WRITTEN INSTRUCTION: Present the following entries again, word for word and in full.
•••
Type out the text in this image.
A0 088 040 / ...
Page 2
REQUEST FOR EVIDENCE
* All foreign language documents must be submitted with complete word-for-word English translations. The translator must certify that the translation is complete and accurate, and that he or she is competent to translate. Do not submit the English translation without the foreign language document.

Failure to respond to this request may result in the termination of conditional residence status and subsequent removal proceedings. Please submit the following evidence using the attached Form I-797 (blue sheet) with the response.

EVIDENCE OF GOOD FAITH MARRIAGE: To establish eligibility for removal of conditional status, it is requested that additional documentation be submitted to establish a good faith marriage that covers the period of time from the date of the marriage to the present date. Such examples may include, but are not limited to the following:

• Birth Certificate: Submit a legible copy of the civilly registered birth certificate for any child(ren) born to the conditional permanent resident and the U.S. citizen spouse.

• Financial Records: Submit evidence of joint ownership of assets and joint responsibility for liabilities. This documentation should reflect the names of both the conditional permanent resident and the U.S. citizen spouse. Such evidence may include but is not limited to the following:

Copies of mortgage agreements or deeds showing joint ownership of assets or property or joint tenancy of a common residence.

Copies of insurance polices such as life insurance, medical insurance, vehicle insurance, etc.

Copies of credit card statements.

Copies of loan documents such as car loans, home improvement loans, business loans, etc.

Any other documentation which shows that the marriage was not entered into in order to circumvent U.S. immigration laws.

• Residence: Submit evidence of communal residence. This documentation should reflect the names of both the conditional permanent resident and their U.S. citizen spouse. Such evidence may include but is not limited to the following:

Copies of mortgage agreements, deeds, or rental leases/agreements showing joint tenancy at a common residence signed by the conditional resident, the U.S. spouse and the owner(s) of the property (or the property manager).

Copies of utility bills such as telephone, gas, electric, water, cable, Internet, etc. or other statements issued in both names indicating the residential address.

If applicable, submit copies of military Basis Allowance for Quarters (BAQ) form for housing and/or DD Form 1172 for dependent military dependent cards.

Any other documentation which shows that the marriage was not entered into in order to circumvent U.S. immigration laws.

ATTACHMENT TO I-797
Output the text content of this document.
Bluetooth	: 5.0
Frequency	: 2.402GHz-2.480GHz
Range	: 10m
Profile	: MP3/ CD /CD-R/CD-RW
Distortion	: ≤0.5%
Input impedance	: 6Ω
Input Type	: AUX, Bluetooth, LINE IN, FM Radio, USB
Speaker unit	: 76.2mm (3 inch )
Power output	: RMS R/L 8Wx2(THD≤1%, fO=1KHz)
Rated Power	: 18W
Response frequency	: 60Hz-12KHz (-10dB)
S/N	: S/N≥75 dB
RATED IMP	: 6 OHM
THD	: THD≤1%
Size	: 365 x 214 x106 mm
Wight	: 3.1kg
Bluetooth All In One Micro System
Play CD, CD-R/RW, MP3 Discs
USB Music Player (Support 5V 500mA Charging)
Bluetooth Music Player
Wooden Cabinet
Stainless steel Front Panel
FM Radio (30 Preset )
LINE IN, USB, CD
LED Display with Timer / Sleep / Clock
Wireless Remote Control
•••
SOLUTION FOR THIS TASK:
Type out the text in this image.
A0 088 040 / ...
Page 2
REQUEST FOR EVIDENCE
* All foreign language documents must be submitted with complete word-for-word English translations. The translator must certify that the translation is complete and accurate, and that he or she is competent to translate. Do not submit the English translation without the foreign language document.

Failure to respond to this request may result in the termination of conditional residence status and subsequent removal proceedings. Please submit the following evidence using the attached Form I-797 (blue sheet) with the response.

EVIDENCE OF GOOD FAITH MARRIAGE: To establish eligibility for removal of conditional status, it is requested that additional documentation be submitted to establish a good faith marriage that covers the period of time from the date of the marriage to the present date. Such examples may include, but are not limited to the following:

• Birth Certificate: Submit a legible copy of the civilly registered birth certificate for any child(ren) born to the conditional permanent resident and the U.S. citizen spouse.

• Financial Records: Submit evidence of joint ownership of assets and joint responsibility for liabilities. This documentation should reflect the names of both the conditional permanent resident and the U.S. citizen spouse. Such evidence may include but is not limited to the following:

Copies of mortgage agreements or deeds showing joint ownership of assets or property or joint tenancy of a common residence.

Copies of insurance polices such as life insurance, medical insurance, vehicle insurance, etc.

Copies of credit card statements.

Copies of loan documents such as car loans, home improvement loans, business loans, etc.

Any other documentation which shows that the marriage was not entered into in order to circumvent U.S. immigration laws.

• Residence: Submit evidence of communal residence. This documentation should reflect the names of both the conditional permanent resident and their U.S. citizen spouse. Such evidence may include but is not limited to the following:

Copies of mortgage agreements, deeds, or rental leases/agreements showing joint tenancy at a common residence signed by the conditional resident, the U.S. spouse and the owner(s) of the property (or the property manager).

Copies of utility bills such as telephone, gas, electric, water, cable, Internet, etc. or other statements issued in both names indicating the residential address.

If applicable, submit copies of military Basis Allowance for Quarters (BAQ) form for housing and/or DD Form 1172 for dependent military dependent cards.

Any other documentation which shows that the marriage was not entered into in order to circumvent U.S. immigration laws.

ATTACHMENT TO I-797
Output the text content of this document.
Bluetooth	: 5.0
Frequency	: 2.402GHz-2.480GHz
Range	: 10m
Profile	: MP3/ CD /CD-R/CD-RW
Distortion	: ≤0.5%
Input impedance	: 6Ω
Input Type	: AUX, Bluetooth, LINE IN, FM Radio, USB
Speaker unit	: 76.2mm (3 inch )
Power output	: RMS R/L 8Wx2(THD≤1%, fO=1KHz)
Rated Power	: 18W
Response frequency	: 60Hz-12KHz (-10dB)
S/N	: S/N≥75 dB
RATED IMP	: 6 OHM
THD	: THD≤1%
Size	: 365 x 214 x106 mm
Wight	: 3.1kg
Bluetooth All In One Micro System
Play CD, CD-R/RW, MP3 Discs
USB Music Player (Support 5V 500mA Charging)
Bluetooth Music Player
Wooden Cabinet
Stainless steel Front Panel
FM Radio (30 Preset )
LINE IN, USB, CD
LED Display with Timer / Sleep / Clock
Wireless Remote Control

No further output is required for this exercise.